(Data shown)
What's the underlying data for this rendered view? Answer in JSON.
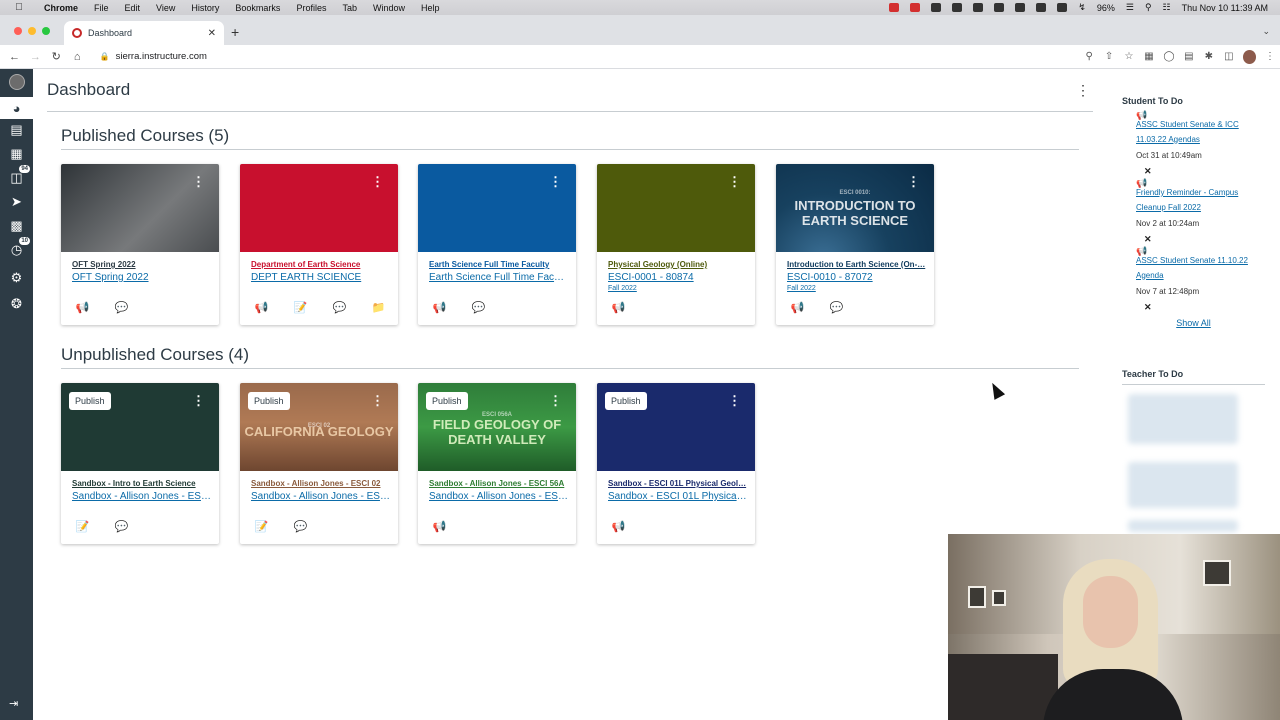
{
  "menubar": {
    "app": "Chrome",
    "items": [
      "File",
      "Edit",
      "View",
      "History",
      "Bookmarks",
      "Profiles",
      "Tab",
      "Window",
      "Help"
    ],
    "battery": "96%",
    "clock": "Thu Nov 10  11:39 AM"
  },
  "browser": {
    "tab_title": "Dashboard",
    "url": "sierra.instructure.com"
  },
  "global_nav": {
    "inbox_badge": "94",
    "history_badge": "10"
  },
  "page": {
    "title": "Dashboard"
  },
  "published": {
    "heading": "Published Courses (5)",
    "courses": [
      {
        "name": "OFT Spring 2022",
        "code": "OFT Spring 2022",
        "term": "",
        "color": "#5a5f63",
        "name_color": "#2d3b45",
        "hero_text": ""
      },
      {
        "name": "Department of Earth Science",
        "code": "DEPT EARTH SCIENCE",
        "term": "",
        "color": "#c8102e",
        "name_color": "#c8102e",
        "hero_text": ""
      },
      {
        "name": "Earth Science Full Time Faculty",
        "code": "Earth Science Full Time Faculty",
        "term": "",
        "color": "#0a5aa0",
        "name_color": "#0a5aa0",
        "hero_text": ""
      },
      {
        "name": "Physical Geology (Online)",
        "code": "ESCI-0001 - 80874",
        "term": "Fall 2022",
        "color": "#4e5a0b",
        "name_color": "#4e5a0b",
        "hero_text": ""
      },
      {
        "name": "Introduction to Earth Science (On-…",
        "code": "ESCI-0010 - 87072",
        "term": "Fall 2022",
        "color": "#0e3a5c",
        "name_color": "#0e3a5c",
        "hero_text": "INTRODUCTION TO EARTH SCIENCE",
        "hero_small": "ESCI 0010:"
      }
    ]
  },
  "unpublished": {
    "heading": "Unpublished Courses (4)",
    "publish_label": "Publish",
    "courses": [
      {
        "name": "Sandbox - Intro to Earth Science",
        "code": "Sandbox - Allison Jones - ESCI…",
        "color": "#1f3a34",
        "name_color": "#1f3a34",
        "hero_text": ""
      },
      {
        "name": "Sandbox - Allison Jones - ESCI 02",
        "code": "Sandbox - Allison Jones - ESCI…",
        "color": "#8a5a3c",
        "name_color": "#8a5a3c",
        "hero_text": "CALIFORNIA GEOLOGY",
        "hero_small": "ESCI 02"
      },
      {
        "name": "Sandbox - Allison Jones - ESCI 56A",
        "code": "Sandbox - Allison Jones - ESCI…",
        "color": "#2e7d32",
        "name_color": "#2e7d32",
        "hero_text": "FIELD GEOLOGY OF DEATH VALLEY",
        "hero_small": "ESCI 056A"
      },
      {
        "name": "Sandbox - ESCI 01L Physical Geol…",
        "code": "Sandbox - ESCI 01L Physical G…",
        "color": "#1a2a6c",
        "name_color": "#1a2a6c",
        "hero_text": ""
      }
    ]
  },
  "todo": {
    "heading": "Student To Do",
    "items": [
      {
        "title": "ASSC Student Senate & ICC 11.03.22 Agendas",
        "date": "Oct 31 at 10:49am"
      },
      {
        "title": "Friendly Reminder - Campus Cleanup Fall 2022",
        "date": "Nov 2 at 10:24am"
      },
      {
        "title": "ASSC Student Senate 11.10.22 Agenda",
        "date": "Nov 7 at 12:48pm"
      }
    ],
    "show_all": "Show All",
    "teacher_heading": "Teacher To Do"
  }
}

...

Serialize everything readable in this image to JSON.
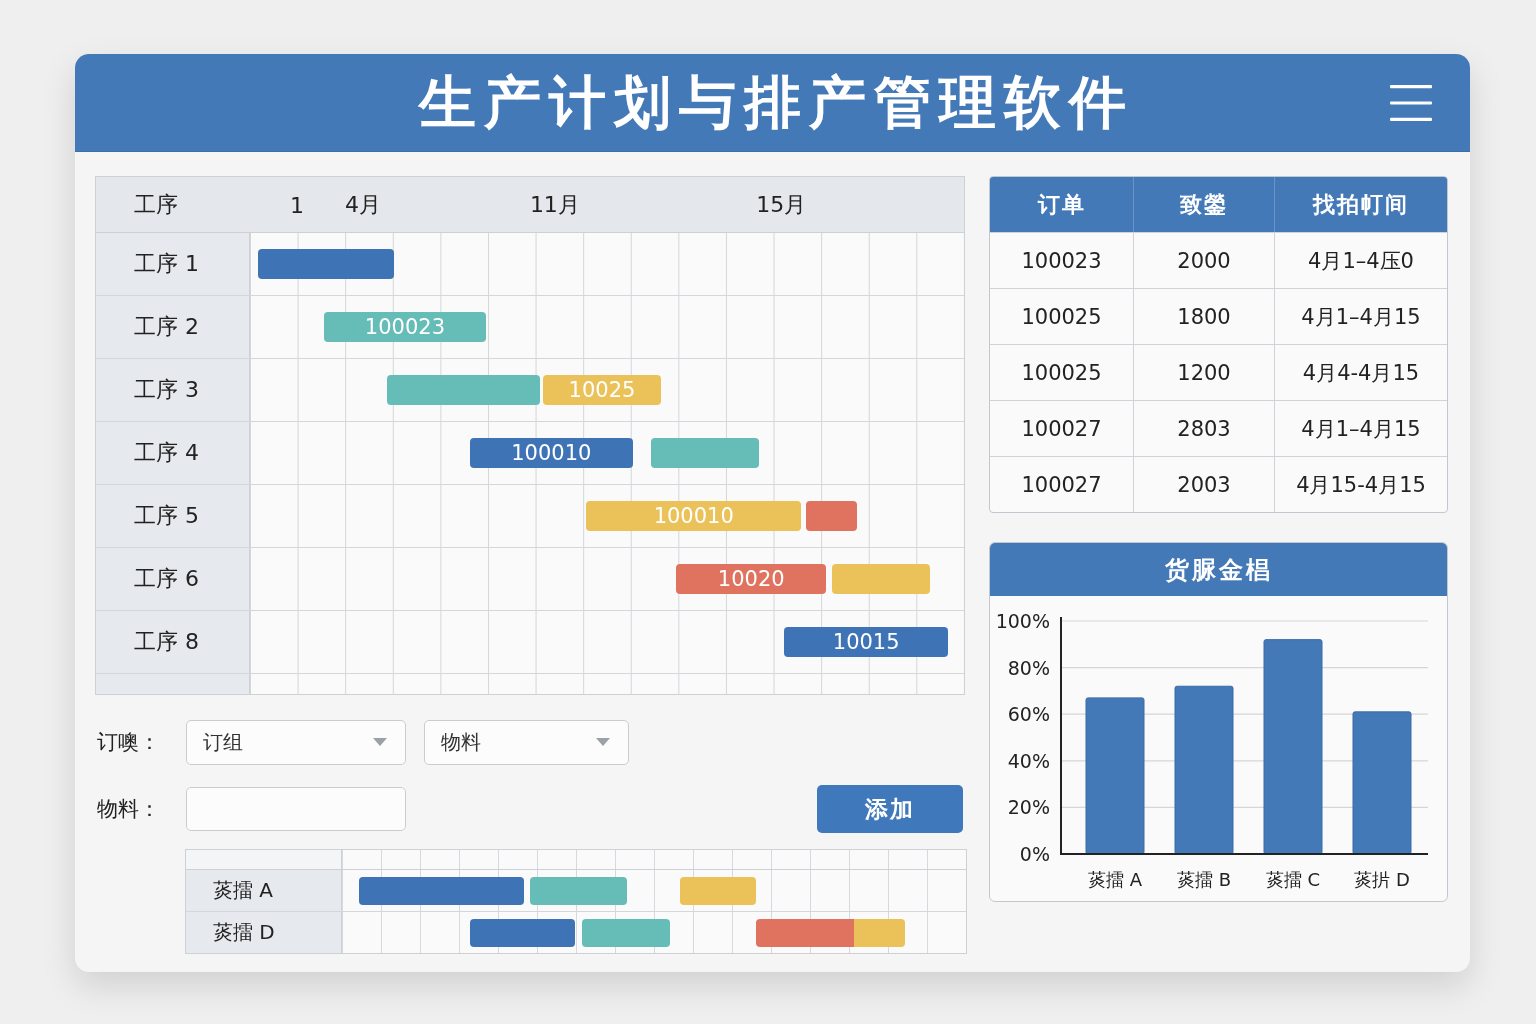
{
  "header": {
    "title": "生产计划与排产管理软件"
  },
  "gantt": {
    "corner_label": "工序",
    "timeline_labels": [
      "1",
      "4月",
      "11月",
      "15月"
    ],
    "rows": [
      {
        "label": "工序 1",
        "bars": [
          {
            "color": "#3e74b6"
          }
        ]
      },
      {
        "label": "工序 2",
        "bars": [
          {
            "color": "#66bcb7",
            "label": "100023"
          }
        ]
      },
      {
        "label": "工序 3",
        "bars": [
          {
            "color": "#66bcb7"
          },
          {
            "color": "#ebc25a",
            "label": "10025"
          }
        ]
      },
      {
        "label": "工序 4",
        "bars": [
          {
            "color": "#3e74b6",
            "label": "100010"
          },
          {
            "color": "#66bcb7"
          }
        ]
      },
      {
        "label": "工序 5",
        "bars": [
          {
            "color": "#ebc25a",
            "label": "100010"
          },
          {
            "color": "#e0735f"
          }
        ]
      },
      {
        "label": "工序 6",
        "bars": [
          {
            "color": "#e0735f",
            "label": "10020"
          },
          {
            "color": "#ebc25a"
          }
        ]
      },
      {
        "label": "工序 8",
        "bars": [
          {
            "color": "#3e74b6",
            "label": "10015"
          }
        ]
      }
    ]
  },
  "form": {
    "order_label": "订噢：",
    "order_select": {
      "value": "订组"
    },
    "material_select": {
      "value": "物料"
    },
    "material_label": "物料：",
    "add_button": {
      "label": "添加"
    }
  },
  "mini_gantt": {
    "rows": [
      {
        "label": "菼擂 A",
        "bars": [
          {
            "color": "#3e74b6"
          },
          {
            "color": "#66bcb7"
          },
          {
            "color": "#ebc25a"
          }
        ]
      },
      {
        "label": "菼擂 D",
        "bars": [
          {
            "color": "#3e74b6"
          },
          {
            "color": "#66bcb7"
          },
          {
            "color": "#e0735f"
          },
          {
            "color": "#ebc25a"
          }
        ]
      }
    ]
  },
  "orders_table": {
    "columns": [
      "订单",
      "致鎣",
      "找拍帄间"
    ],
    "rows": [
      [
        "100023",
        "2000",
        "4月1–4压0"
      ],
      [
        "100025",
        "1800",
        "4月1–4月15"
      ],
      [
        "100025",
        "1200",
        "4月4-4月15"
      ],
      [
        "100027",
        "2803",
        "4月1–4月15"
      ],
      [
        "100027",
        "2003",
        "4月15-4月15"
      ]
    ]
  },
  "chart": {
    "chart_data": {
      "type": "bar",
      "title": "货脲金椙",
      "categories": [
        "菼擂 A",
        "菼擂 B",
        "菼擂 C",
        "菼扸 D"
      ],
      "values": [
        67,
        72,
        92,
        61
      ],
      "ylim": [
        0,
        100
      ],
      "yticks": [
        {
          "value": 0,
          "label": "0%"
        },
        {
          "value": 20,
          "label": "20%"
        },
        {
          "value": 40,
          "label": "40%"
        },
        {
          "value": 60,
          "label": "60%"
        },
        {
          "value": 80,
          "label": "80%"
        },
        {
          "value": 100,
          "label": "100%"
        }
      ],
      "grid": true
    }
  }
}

(Exercise aim) List every line above containing the word "Full".

(Task response)
        "name": "Earth Science Full Time Faculty",
        "code": "Earth Science Full Time Faculty",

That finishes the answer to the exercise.